→ Your goal
Your task is to filter the data below down to the lines holding "panel".
* start *
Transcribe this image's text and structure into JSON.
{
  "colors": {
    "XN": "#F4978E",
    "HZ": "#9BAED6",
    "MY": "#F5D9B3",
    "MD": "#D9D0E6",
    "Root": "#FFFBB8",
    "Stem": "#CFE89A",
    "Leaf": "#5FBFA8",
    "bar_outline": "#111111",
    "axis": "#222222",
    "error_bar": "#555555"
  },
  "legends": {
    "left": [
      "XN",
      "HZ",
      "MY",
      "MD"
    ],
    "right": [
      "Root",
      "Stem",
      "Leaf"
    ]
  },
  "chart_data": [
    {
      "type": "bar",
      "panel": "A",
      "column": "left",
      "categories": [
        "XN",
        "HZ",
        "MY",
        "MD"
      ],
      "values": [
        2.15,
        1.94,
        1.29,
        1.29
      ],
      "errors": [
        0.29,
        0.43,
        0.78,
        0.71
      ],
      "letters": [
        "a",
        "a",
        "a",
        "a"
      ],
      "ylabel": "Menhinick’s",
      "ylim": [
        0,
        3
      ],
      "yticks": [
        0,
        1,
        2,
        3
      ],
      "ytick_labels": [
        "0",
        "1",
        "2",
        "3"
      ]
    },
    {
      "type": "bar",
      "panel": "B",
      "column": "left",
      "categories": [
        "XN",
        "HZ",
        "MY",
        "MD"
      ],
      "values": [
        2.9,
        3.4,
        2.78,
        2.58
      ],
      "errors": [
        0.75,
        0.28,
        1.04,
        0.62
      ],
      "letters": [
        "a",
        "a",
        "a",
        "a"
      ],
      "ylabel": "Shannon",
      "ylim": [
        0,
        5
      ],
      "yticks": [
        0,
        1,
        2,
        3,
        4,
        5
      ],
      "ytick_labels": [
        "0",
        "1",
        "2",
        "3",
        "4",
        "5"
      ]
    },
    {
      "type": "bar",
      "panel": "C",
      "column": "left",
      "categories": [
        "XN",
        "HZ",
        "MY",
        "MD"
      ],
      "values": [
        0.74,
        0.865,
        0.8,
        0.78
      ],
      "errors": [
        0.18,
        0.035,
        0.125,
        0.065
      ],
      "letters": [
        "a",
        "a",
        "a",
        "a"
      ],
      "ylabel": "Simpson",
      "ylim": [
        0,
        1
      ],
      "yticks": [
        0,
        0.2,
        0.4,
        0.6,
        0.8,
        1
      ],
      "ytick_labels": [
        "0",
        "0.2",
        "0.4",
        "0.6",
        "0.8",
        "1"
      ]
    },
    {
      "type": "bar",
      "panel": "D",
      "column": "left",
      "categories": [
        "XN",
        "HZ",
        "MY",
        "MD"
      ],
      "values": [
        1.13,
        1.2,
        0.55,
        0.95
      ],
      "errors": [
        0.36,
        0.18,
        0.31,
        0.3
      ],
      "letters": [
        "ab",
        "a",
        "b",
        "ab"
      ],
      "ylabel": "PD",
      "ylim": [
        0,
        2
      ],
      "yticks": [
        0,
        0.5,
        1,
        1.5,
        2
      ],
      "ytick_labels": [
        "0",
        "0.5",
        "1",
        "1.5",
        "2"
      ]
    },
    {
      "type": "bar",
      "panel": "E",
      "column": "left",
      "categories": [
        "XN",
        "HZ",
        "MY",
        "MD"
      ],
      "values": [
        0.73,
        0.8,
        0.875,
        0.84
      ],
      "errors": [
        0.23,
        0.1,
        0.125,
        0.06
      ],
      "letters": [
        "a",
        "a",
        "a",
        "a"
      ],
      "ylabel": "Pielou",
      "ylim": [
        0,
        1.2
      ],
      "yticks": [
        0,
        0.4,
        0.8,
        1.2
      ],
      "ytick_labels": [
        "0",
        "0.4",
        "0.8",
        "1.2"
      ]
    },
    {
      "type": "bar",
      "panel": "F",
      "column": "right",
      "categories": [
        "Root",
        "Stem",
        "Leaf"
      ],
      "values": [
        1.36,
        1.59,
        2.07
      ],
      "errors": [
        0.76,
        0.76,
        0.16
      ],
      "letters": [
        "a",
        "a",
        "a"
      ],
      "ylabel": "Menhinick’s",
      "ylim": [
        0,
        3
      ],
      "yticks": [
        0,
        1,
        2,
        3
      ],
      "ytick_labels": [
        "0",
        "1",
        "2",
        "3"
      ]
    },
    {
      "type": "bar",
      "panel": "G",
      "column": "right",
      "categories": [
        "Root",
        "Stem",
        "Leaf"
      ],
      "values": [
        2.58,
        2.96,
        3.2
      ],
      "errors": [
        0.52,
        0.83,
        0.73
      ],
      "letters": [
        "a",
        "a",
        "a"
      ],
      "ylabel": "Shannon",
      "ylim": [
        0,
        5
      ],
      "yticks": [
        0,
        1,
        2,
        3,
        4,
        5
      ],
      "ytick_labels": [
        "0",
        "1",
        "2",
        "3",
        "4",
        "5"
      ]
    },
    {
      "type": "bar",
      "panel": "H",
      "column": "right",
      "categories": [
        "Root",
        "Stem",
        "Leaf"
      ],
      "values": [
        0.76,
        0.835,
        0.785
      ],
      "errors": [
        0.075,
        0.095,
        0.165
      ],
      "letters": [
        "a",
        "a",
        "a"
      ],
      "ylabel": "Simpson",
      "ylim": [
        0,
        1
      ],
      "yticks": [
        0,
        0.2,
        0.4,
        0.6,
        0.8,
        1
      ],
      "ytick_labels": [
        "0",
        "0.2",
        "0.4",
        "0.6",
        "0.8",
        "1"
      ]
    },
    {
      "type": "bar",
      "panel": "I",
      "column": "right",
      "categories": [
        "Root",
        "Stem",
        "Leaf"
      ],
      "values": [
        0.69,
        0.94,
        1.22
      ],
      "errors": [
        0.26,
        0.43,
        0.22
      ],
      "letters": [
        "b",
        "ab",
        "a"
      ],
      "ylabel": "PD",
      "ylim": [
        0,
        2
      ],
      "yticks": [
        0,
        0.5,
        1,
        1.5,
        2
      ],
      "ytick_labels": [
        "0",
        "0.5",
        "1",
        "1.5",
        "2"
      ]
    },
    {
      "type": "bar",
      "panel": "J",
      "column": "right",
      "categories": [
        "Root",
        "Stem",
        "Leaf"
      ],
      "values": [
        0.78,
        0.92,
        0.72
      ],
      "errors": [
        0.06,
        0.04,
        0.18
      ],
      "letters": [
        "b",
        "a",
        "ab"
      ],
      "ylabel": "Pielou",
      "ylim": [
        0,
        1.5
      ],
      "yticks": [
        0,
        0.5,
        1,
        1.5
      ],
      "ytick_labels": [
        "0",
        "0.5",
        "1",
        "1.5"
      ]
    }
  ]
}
* end *
→ Result of the exercise
      "panel": "A",
      "panel": "B",
      "panel": "C",
      "panel": "D",
      "panel": "E",
      "panel": "F",
      "panel": "G",
      "panel": "H",
      "panel": "I",
      "panel": "J",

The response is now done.